Records that describe figures:
----

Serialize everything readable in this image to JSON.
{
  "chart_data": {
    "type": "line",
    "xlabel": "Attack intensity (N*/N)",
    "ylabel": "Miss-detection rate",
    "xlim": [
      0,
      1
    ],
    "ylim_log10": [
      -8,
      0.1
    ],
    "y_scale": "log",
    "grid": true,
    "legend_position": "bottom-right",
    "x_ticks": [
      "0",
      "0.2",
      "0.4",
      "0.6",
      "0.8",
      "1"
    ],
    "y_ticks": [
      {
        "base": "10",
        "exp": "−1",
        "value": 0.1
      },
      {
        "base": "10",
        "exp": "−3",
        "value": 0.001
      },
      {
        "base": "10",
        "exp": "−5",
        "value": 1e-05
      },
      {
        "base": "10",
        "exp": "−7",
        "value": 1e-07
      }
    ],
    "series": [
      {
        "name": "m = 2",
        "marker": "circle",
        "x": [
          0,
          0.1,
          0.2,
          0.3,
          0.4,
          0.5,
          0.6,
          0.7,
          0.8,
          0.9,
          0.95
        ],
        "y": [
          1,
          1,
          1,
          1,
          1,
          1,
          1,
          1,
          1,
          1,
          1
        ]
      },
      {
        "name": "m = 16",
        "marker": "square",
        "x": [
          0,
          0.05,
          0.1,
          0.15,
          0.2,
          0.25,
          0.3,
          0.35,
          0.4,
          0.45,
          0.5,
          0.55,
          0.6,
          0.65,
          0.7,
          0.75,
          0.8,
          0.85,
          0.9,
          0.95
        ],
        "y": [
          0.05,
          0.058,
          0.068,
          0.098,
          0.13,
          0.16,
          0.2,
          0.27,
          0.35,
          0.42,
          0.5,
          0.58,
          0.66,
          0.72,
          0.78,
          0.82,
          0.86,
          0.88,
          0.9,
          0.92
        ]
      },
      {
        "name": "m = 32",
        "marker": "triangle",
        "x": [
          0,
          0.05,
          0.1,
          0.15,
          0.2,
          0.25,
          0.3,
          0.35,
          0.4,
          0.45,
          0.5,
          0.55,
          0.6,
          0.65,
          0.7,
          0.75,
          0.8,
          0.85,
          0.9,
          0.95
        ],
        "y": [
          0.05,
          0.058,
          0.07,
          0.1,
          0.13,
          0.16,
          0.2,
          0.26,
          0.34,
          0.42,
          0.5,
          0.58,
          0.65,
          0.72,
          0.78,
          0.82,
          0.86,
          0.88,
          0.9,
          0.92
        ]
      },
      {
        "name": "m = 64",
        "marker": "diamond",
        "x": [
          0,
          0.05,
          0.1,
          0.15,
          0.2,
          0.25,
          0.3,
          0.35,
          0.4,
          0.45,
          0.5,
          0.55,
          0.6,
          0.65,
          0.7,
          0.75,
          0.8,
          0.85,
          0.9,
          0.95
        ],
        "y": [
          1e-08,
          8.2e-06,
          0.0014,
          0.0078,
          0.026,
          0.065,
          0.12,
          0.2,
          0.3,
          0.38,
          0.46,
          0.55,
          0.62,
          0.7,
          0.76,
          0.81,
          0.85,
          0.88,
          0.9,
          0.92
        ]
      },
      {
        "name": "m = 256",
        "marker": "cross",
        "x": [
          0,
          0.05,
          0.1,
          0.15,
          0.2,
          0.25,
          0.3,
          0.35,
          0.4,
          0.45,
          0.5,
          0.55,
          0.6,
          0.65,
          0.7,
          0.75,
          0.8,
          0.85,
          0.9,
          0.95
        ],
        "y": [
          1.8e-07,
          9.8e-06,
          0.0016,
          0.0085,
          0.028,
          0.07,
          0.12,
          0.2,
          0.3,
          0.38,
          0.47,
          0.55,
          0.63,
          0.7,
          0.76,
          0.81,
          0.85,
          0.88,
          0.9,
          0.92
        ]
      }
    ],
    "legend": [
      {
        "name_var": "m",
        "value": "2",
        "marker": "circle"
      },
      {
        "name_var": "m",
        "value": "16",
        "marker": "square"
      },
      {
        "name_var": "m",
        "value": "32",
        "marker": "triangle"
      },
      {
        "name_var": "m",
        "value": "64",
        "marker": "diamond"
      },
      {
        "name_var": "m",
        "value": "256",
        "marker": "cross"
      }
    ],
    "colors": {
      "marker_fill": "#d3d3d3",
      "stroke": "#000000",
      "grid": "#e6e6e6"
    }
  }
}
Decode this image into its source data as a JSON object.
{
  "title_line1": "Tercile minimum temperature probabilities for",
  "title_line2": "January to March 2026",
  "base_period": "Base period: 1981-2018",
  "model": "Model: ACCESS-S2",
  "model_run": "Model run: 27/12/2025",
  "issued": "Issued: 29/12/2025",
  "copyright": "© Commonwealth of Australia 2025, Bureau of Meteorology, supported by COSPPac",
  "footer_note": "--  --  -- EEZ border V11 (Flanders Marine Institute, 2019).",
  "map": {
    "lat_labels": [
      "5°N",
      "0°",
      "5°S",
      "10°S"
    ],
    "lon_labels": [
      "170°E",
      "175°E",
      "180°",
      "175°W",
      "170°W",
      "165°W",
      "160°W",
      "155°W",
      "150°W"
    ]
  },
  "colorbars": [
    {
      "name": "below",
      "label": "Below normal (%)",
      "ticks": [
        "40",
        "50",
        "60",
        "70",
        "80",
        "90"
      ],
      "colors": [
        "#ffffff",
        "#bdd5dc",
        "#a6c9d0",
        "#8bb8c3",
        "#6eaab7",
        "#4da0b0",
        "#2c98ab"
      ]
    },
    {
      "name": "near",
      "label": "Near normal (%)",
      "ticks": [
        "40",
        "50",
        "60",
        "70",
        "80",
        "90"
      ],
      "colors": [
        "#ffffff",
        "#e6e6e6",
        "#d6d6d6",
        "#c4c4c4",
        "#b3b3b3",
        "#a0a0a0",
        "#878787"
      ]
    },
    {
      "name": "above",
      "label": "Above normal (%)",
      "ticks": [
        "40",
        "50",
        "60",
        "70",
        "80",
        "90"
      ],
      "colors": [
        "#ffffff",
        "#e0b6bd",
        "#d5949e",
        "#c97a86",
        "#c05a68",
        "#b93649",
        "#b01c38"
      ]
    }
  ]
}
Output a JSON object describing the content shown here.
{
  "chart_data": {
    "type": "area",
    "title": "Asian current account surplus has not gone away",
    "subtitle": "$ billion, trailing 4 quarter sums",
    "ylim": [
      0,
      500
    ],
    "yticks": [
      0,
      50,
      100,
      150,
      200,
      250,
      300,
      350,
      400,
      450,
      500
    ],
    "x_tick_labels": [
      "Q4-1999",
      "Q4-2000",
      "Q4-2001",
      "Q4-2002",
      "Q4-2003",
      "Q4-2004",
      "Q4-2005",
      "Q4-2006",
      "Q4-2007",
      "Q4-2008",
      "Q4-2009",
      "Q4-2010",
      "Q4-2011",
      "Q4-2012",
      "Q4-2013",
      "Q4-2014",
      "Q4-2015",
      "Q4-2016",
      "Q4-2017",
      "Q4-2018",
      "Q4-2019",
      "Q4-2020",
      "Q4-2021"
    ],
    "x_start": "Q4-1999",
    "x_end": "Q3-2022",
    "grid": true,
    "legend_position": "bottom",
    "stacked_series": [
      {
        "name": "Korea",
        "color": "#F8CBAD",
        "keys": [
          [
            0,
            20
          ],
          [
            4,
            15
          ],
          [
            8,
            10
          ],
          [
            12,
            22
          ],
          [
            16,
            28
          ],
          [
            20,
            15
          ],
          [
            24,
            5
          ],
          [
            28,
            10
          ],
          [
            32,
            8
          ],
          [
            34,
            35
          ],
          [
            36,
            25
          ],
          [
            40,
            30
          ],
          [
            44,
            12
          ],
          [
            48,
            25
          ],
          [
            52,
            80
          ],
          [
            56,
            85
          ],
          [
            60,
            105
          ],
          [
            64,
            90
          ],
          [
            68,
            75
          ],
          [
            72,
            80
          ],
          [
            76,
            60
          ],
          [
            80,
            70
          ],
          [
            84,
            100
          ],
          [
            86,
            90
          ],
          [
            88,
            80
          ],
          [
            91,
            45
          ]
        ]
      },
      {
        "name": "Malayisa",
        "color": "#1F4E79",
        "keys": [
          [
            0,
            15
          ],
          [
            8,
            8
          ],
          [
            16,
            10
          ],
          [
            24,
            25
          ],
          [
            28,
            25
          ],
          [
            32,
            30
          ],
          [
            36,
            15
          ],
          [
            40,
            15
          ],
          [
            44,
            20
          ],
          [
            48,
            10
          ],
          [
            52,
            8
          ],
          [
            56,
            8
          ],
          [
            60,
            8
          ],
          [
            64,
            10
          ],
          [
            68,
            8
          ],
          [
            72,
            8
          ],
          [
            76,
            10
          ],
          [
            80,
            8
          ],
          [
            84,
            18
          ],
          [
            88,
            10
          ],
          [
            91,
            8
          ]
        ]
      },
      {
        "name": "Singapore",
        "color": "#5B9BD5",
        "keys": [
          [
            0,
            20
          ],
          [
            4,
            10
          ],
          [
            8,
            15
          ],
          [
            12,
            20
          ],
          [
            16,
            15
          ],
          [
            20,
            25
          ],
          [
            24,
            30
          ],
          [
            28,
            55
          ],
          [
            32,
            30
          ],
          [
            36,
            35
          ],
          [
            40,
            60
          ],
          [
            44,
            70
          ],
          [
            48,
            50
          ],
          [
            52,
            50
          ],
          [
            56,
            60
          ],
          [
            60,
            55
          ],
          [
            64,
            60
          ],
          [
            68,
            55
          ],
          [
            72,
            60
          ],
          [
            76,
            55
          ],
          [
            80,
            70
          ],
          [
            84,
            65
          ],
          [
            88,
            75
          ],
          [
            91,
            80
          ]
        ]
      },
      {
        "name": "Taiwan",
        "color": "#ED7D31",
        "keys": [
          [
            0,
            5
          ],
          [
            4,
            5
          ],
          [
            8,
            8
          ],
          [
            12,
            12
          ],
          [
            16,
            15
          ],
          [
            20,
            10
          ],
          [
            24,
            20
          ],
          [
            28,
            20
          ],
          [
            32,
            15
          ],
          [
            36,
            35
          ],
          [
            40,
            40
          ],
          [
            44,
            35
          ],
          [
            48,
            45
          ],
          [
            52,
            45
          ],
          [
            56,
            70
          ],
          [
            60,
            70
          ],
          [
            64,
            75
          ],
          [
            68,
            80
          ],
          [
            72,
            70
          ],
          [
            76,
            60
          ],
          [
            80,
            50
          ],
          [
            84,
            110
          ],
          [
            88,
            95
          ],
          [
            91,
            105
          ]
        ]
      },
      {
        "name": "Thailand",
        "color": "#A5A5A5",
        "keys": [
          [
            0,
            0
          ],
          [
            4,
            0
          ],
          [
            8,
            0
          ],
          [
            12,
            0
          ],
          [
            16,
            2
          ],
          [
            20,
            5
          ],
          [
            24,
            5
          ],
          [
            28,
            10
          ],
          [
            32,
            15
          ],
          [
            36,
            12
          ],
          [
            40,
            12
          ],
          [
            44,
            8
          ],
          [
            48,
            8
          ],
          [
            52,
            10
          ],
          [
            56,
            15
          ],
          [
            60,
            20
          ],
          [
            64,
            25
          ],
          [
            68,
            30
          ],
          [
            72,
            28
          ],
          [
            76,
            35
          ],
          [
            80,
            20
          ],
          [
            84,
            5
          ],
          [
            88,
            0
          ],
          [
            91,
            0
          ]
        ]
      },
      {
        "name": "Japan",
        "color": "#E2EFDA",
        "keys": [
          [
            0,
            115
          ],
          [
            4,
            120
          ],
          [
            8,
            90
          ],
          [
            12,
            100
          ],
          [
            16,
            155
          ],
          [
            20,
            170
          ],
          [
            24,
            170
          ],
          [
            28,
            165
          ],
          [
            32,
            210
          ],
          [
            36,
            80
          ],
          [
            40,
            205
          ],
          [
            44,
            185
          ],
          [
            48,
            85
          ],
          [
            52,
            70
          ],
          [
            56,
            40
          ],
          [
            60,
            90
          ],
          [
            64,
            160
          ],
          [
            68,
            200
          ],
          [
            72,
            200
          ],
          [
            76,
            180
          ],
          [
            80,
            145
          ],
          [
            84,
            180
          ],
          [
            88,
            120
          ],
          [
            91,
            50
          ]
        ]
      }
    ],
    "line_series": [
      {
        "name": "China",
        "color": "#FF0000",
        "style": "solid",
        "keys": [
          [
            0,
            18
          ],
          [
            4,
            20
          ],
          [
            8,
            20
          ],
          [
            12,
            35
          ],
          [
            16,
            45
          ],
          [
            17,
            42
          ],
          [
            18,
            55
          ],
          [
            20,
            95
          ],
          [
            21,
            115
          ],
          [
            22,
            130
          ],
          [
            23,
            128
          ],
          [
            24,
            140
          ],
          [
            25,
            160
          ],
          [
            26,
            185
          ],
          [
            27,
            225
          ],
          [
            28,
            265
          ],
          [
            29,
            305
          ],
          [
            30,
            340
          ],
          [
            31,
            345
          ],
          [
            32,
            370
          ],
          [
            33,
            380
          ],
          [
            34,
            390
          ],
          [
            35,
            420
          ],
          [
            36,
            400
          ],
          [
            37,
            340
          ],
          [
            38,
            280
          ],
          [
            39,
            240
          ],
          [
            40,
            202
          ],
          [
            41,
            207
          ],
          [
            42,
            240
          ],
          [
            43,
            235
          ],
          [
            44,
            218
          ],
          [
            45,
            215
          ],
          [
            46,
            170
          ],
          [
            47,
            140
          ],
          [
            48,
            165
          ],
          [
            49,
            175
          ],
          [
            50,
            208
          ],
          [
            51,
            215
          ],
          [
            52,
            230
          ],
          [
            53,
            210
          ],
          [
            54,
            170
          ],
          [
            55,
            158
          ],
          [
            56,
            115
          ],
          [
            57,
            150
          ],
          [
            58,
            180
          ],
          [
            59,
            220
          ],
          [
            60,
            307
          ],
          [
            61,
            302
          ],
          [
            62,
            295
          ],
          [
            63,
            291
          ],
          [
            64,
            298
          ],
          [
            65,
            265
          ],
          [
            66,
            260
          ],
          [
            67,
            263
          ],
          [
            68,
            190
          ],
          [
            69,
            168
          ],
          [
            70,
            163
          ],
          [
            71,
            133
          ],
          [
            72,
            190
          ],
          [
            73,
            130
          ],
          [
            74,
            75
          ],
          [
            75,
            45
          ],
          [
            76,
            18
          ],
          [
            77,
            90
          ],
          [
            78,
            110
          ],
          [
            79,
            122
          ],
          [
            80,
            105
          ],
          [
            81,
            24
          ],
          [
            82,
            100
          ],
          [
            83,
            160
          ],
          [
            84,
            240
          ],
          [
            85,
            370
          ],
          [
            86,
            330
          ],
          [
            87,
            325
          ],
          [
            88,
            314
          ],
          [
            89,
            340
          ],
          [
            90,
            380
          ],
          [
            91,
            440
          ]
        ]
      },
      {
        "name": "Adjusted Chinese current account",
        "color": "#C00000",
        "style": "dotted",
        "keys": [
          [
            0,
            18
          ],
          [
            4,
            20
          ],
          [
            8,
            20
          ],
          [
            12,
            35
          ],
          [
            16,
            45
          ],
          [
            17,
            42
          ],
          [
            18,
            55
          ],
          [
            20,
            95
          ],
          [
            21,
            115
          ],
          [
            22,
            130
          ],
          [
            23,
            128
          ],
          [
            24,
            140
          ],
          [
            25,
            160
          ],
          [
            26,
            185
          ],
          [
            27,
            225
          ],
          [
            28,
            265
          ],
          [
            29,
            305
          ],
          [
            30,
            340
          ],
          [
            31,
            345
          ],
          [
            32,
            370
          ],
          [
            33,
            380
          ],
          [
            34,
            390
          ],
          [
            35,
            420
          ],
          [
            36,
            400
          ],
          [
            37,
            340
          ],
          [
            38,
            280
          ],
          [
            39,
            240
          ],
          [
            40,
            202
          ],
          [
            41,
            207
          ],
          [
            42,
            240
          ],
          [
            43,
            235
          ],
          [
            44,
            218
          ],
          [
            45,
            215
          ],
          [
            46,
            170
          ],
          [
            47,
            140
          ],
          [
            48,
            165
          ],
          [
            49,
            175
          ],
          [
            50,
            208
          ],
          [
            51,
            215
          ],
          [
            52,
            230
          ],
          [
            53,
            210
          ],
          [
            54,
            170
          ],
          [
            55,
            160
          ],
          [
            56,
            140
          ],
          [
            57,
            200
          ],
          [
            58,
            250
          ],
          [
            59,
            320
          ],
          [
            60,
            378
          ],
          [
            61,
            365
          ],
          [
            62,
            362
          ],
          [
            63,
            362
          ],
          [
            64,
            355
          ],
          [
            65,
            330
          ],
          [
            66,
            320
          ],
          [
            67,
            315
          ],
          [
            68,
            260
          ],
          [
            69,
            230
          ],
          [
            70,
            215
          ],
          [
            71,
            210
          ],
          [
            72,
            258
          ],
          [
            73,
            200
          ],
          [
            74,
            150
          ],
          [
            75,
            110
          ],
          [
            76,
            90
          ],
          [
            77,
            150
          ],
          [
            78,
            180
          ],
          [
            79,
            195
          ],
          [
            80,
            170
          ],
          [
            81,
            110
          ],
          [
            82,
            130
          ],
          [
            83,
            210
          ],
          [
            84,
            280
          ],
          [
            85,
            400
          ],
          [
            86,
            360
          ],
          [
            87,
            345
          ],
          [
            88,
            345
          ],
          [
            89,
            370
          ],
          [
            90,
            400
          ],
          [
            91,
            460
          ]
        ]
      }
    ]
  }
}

----

AIM:
Gather, from the listing above, every line carrying the word "image".

RESPONSE TO THE EXERCISE:
Serialize everything readable in this image to JSON.
Decode this image into its source data as a JSON object.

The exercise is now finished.